Dataset rows:

<<<<

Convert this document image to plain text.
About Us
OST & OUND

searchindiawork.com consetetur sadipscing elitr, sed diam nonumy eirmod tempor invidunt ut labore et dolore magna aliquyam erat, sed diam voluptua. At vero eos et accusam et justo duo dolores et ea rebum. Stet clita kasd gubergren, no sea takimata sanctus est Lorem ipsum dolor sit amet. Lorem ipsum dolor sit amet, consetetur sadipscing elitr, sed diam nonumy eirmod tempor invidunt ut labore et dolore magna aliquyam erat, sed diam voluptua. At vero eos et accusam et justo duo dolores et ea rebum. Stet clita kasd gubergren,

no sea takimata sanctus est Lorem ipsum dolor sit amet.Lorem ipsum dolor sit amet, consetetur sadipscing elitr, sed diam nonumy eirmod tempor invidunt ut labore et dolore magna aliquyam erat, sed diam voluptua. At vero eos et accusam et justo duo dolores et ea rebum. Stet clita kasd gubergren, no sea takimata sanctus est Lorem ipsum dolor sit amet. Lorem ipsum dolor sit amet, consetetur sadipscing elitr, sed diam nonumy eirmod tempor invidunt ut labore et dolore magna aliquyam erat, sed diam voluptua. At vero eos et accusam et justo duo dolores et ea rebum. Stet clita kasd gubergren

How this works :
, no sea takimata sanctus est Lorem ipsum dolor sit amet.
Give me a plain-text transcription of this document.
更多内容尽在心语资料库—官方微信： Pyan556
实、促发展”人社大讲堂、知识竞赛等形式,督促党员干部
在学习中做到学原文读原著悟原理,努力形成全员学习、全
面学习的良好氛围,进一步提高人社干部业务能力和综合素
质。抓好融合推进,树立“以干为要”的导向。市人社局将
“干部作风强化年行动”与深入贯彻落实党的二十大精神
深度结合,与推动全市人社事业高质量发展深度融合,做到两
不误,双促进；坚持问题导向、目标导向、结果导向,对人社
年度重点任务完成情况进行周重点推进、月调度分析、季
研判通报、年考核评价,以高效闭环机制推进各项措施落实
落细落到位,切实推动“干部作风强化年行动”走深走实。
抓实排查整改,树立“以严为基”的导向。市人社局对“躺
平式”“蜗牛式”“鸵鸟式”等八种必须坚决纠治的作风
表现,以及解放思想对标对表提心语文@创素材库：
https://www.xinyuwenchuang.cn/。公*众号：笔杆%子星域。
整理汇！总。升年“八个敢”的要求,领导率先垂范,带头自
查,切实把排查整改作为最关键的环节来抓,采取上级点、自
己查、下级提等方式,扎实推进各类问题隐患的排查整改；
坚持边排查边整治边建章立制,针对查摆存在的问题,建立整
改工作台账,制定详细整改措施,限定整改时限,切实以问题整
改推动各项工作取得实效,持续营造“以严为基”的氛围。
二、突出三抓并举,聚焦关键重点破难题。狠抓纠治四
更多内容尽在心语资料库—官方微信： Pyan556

>>>>

Instruction:
Search the listing for the string "以严为基". Copy each line where it turns up.

Finished task:
抓实排查整改,树立“以严为基”的导向。市人社局对“躺
改推动各项工作取得实效,持续营造“以严为基”的氛围。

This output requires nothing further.